start

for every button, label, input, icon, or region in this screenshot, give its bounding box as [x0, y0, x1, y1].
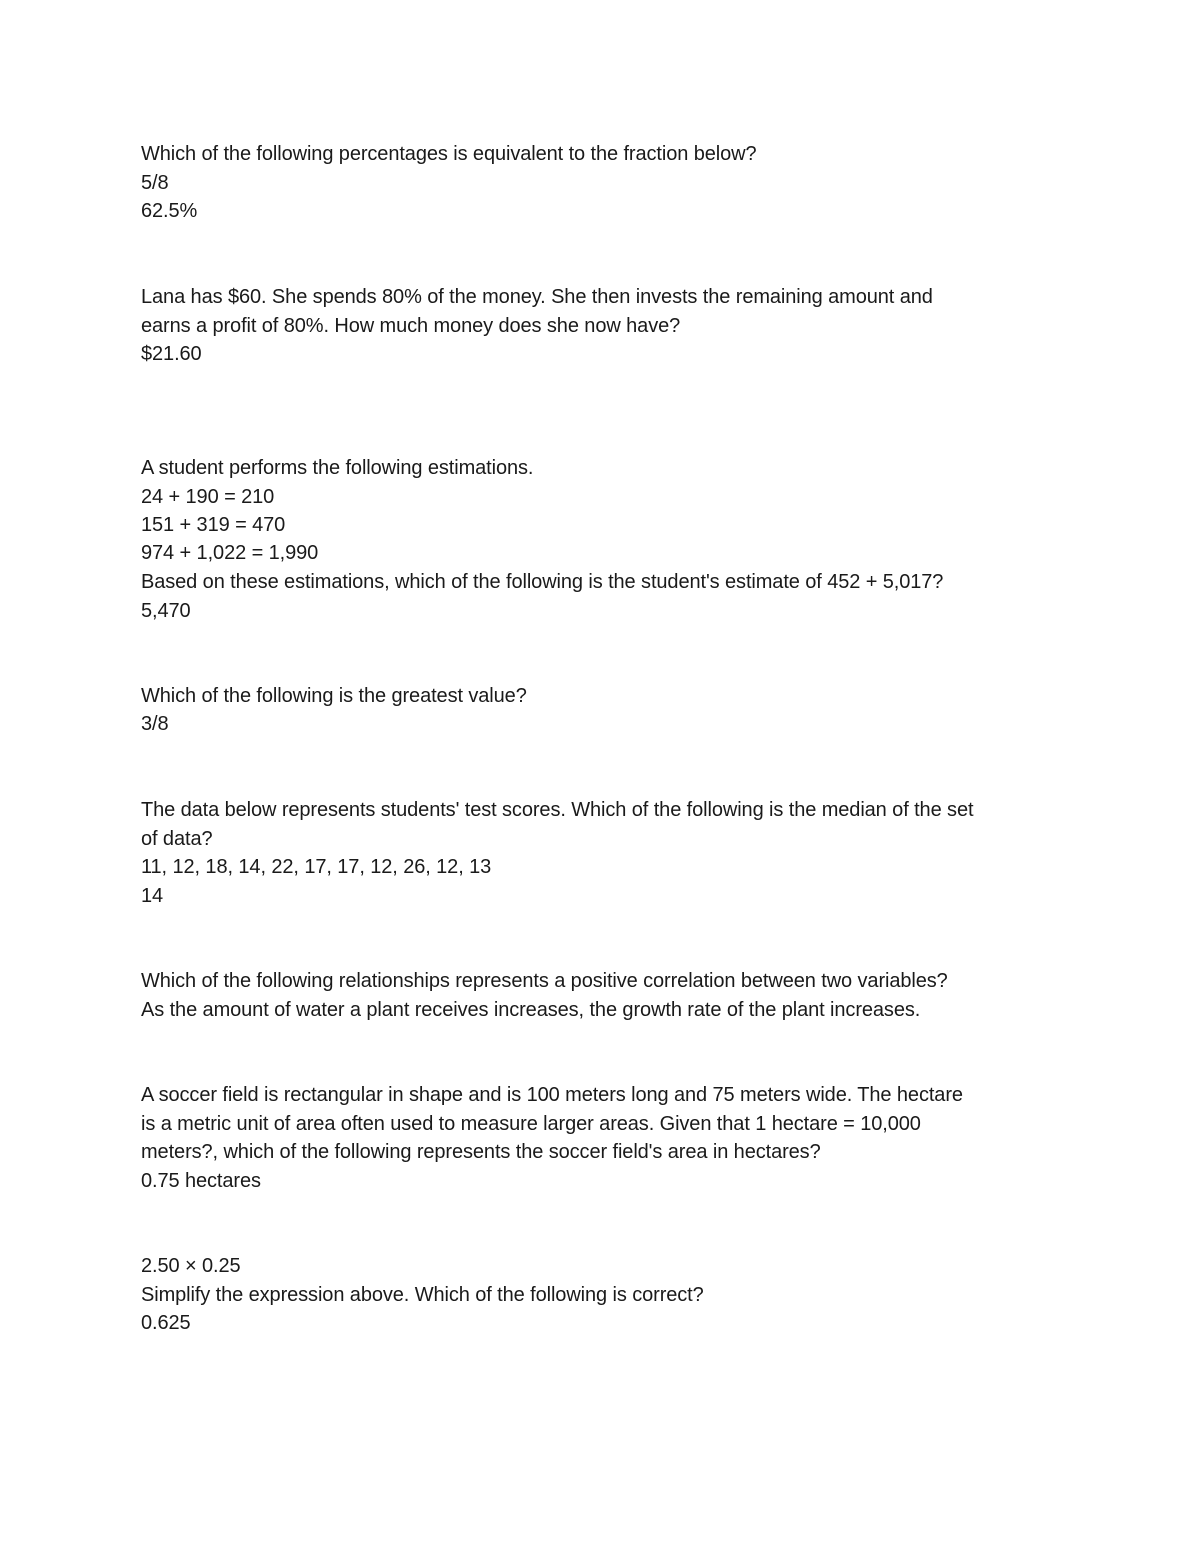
question-text: Simplify the expression above. Which of the following is correct?: [141, 1284, 704, 1306]
question-text: Which of the following percentages is equivalent to the fraction below?: [141, 143, 757, 165]
question-fraction: 5/8: [141, 172, 169, 194]
question-text: Which of the following relationships represents a positive correlation between two variables?: [141, 970, 948, 992]
answer: 14: [141, 885, 164, 907]
question-text-continued: Based on these estimations, which of the following is the student's estimate of 452 + 5,017?: [141, 571, 944, 593]
question-text-continued: meters?, which of the following represents the soccer field's area in hectares?: [141, 1141, 821, 1163]
question-text-continued: is a metric unit of area often used to measure larger areas. Given that 1 hectare = 10,000: [141, 1113, 921, 1135]
answer: 5,470: [141, 600, 191, 622]
answer: $21.60: [141, 343, 202, 365]
estimation-line: 24 + 190 = 210: [141, 486, 275, 508]
answer: 62.5%: [141, 200, 198, 222]
estimation-line: 151 + 319 = 470: [141, 514, 286, 536]
data-set: 11, 12, 18, 14, 22, 17, 17, 12, 26, 12, 13: [141, 856, 492, 878]
answer: 3/8: [141, 713, 169, 735]
answer: As the amount of water a plant receives increases, the growth rate of the plant increases.: [141, 999, 921, 1021]
expression: 2.50 × 0.25: [141, 1255, 241, 1277]
question-text-continued: earns a profit of 80%. How much money does she now have?: [141, 315, 681, 337]
question-text: A student performs the following estimations.: [141, 457, 534, 479]
question-text: Lana has $60. She spends 80% of the money. She then invests the remaining amount and: [141, 286, 933, 308]
question-text: Which of the following is the greatest value?: [141, 685, 527, 707]
question-text-continued: of data?: [141, 828, 213, 850]
question-text: A soccer field is rectangular in shape and is 100 meters long and 75 meters wide. The hectare: [141, 1084, 963, 1106]
answer: 0.625: [141, 1312, 191, 1334]
question-text: The data below represents students' test scores. Which of the following is the median of the set: [141, 799, 974, 821]
answer: 0.75 hectares: [141, 1170, 261, 1192]
estimation-line: 974 + 1,022 = 1,990: [141, 542, 319, 564]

end

Convert the part of the data that opens with the line containing "question-text: Simplify the" and closes with the line containing "question-text: Lana has" into a Markdown table with the columns Row and Line. Number the rows in order, give each line in full, and omit any blank lines.

-- Output below --
| Row | Line |
|---|---|
| 1 | question-text: Simplify the expression above. Which of the following is correct?: [141, 1284, 704, 1306] |
| 2 | question-text: Which of the following percentages is equivalent to the fraction below?: [141, 143, 757, 165] |
| 3 | question-fraction: 5/8: [141, 172, 169, 194] |
| 4 | question-text: Which of the following relationships represents a positive correlation between two variables?: [141, 970, 948, 992] |
| 5 | answer: 14: [141, 885, 164, 907] |
| 6 | question-text-continued: Based on these estimations, which of the following is the student's estimate of 452 + 5,017?: [141, 571, 944, 593] |
| 7 | question-text-continued: meters?, which of the following represents the soccer field's area in hectares?: [141, 1141, 821, 1163] |
| 8 | question-text-continued: is a metric unit of area often used to measure larger areas. Given that 1 hectare = 10,000: [141, 1113, 921, 1135] |
| 9 | answer: 5,470: [141, 600, 191, 622] |
| 10 | answer: $21.60: [141, 343, 202, 365] |
| 11 | estimation-line: 24 + 190 = 210: [141, 486, 275, 508] |
| 12 | answer: 62.5%: [141, 200, 198, 222] |
| 13 | estimation-line: 151 + 319 = 470: [141, 514, 286, 536] |
| 14 | data-set: 11, 12, 18, 14, 22, 17, 17, 12, 26, 12, 13: [141, 856, 492, 878] |
| 15 | answer: 3/8: [141, 713, 169, 735] |
| 16 | answer: As the amount of water a plant receives increases, the growth rate of the plant increases.: [141, 999, 921, 1021] |
| 17 | expression: 2.50 × 0.25: [141, 1255, 241, 1277] |
| 18 | question-text-continued: earns a profit of 80%. How much money does she now have?: [141, 315, 681, 337] |
| 19 | question-text: A student performs the following estimations.: [141, 457, 534, 479] |
| 20 | question-text: Lana has $60. She spends 80% of the money. She then invests the remaining amount and: [141, 286, 933, 308] |